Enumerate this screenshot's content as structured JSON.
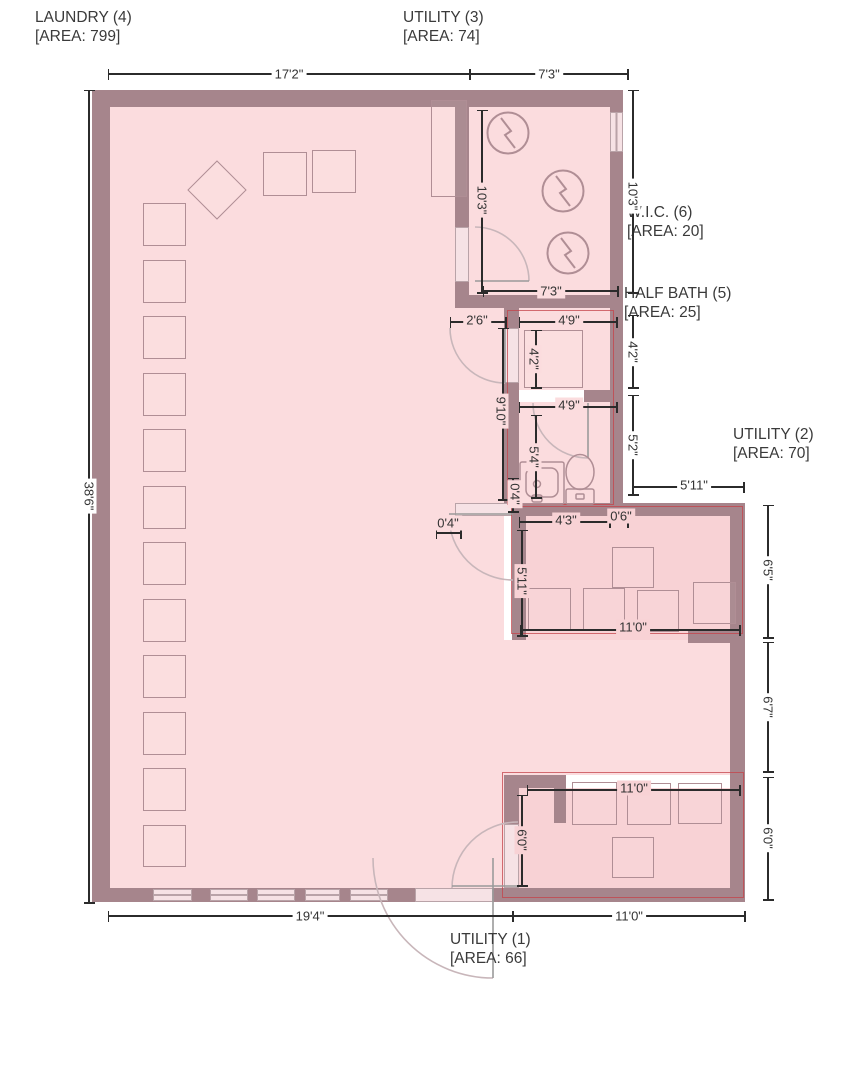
{
  "rooms": [
    {
      "name": "LAUNDRY (4)",
      "area": "[AREA: 799]",
      "x": 35,
      "y": 8
    },
    {
      "name": "UTILITY (3)",
      "area": "[AREA: 74]",
      "x": 403,
      "y": 8
    },
    {
      "name": "W.I.C. (6)",
      "area": "[AREA: 20]",
      "x": 627,
      "y": 203
    },
    {
      "name": "HALF BATH (5)",
      "area": "[AREA: 25]",
      "x": 624,
      "y": 284
    },
    {
      "name": "UTILITY (2)",
      "area": "[AREA: 70]",
      "x": 733,
      "y": 425
    },
    {
      "name": "UTILITY (1)",
      "area": "[AREA: 66]",
      "x": 450,
      "y": 930
    }
  ],
  "dimensions": [
    {
      "text": "17'2\"",
      "orient": "h",
      "x1": 108,
      "y1": 74,
      "x2": 470,
      "y2": 74,
      "lx": 289,
      "ly": 74,
      "bg": "w"
    },
    {
      "text": "7'3\"",
      "orient": "h",
      "x1": 470,
      "y1": 74,
      "x2": 628,
      "y2": 74,
      "lx": 549,
      "ly": 74,
      "bg": "w"
    },
    {
      "text": "38'6\"",
      "orient": "v",
      "x1": 89,
      "y1": 90,
      "x2": 89,
      "y2": 903,
      "lx": 89,
      "ly": 496,
      "bg": "w"
    },
    {
      "text": "19'4\"",
      "orient": "h",
      "x1": 108,
      "y1": 916,
      "x2": 513,
      "y2": 916,
      "lx": 310,
      "ly": 916,
      "bg": "w"
    },
    {
      "text": "11'0\"",
      "orient": "h",
      "x1": 513,
      "y1": 916,
      "x2": 745,
      "y2": 916,
      "lx": 629,
      "ly": 916,
      "bg": "w"
    },
    {
      "text": "10'3\"",
      "orient": "v",
      "x1": 482,
      "y1": 110,
      "x2": 482,
      "y2": 293,
      "lx": 482,
      "ly": 200,
      "bg": "p"
    },
    {
      "text": "10'3\"",
      "orient": "v",
      "x1": 633,
      "y1": 90,
      "x2": 633,
      "y2": 293,
      "lx": 633,
      "ly": 196,
      "bg": "w"
    },
    {
      "text": "7'3\"",
      "orient": "h",
      "x1": 483,
      "y1": 291,
      "x2": 618,
      "y2": 291,
      "lx": 551,
      "ly": 291,
      "bg": "p"
    },
    {
      "text": "2'6\"",
      "orient": "h",
      "x1": 450,
      "y1": 322,
      "x2": 506,
      "y2": 322,
      "lx": 477,
      "ly": 320,
      "bg": "p"
    },
    {
      "text": "4'9\"",
      "orient": "h",
      "x1": 519,
      "y1": 322,
      "x2": 617,
      "y2": 322,
      "lx": 569,
      "ly": 320,
      "bg": "p"
    },
    {
      "text": "4'2\"",
      "orient": "v",
      "x1": 536,
      "y1": 330,
      "x2": 536,
      "y2": 388,
      "lx": 534,
      "ly": 359,
      "bg": "p"
    },
    {
      "text": "4'2\"",
      "orient": "v",
      "x1": 633,
      "y1": 315,
      "x2": 633,
      "y2": 388,
      "lx": 633,
      "ly": 352,
      "bg": "w"
    },
    {
      "text": "9'10\"",
      "orient": "v",
      "x1": 503,
      "y1": 328,
      "x2": 503,
      "y2": 500,
      "lx": 501,
      "ly": 411,
      "bg": "p"
    },
    {
      "text": "4'9\"",
      "orient": "h",
      "x1": 519,
      "y1": 407,
      "x2": 617,
      "y2": 407,
      "lx": 569,
      "ly": 405,
      "bg": "p"
    },
    {
      "text": "5'4\"",
      "orient": "v",
      "x1": 536,
      "y1": 415,
      "x2": 536,
      "y2": 498,
      "lx": 534,
      "ly": 457,
      "bg": "p"
    },
    {
      "text": "5'2\"",
      "orient": "v",
      "x1": 633,
      "y1": 395,
      "x2": 633,
      "y2": 495,
      "lx": 633,
      "ly": 445,
      "bg": "w"
    },
    {
      "text": "5'11\"",
      "orient": "h",
      "x1": 633,
      "y1": 487,
      "x2": 744,
      "y2": 487,
      "lx": 694,
      "ly": 485,
      "bg": "w"
    },
    {
      "text": "0'4\"",
      "orient": "v",
      "x1": 513,
      "y1": 478,
      "x2": 513,
      "y2": 512,
      "lx": 515,
      "ly": 494,
      "bg": "p"
    },
    {
      "text": "4'3\"",
      "orient": "h",
      "x1": 519,
      "y1": 522,
      "x2": 610,
      "y2": 522,
      "lx": 566,
      "ly": 520,
      "bg": "d"
    },
    {
      "text": "0'6\"",
      "orient": "h",
      "x1": 610,
      "y1": 522,
      "x2": 628,
      "y2": 522,
      "lx": 621,
      "ly": 516,
      "bg": "d"
    },
    {
      "text": "0'4\"",
      "orient": "h",
      "x1": 436,
      "y1": 533,
      "x2": 461,
      "y2": 533,
      "lx": 448,
      "ly": 523,
      "bg": "p"
    },
    {
      "text": "5'11\"",
      "orient": "v",
      "x1": 522,
      "y1": 530,
      "x2": 522,
      "y2": 636,
      "lx": 522,
      "ly": 581,
      "bg": "d"
    },
    {
      "text": "11'0\"",
      "orient": "h",
      "x1": 520,
      "y1": 630,
      "x2": 740,
      "y2": 630,
      "lx": 633,
      "ly": 627,
      "bg": "d"
    },
    {
      "text": "6'5\"",
      "orient": "v",
      "x1": 768,
      "y1": 505,
      "x2": 768,
      "y2": 638,
      "lx": 768,
      "ly": 570,
      "bg": "w"
    },
    {
      "text": "6'7\"",
      "orient": "v",
      "x1": 768,
      "y1": 642,
      "x2": 768,
      "y2": 772,
      "lx": 768,
      "ly": 707,
      "bg": "w"
    },
    {
      "text": "6'0\"",
      "orient": "v",
      "x1": 768,
      "y1": 777,
      "x2": 768,
      "y2": 900,
      "lx": 768,
      "ly": 838,
      "bg": "w"
    },
    {
      "text": "11'0\"",
      "orient": "h",
      "x1": 527,
      "y1": 790,
      "x2": 740,
      "y2": 790,
      "lx": 634,
      "ly": 788,
      "bg": "d"
    },
    {
      "text": "6'0\"",
      "orient": "v",
      "x1": 522,
      "y1": 795,
      "x2": 522,
      "y2": 886,
      "lx": 522,
      "ly": 840,
      "bg": "d"
    }
  ],
  "colors": {
    "wall": "#a6858c",
    "floor": "#fbdcde",
    "floor_deep": "#f8d2d5",
    "highlight_red": "#c4434a",
    "dimension_line": "#2b2b2b",
    "label_text": "#3a3a3a",
    "fixture_outline": "#b08e95"
  }
}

== Problem details ==
Which lines include "name"? Copy each of them out.

== Expected answer ==
      "name": "LAUNDRY (4)",
      "name": "UTILITY (3)",
      "name": "W.I.C. (6)",
      "name": "HALF BATH (5)",
      "name": "UTILITY (2)",
      "name": "UTILITY (1)",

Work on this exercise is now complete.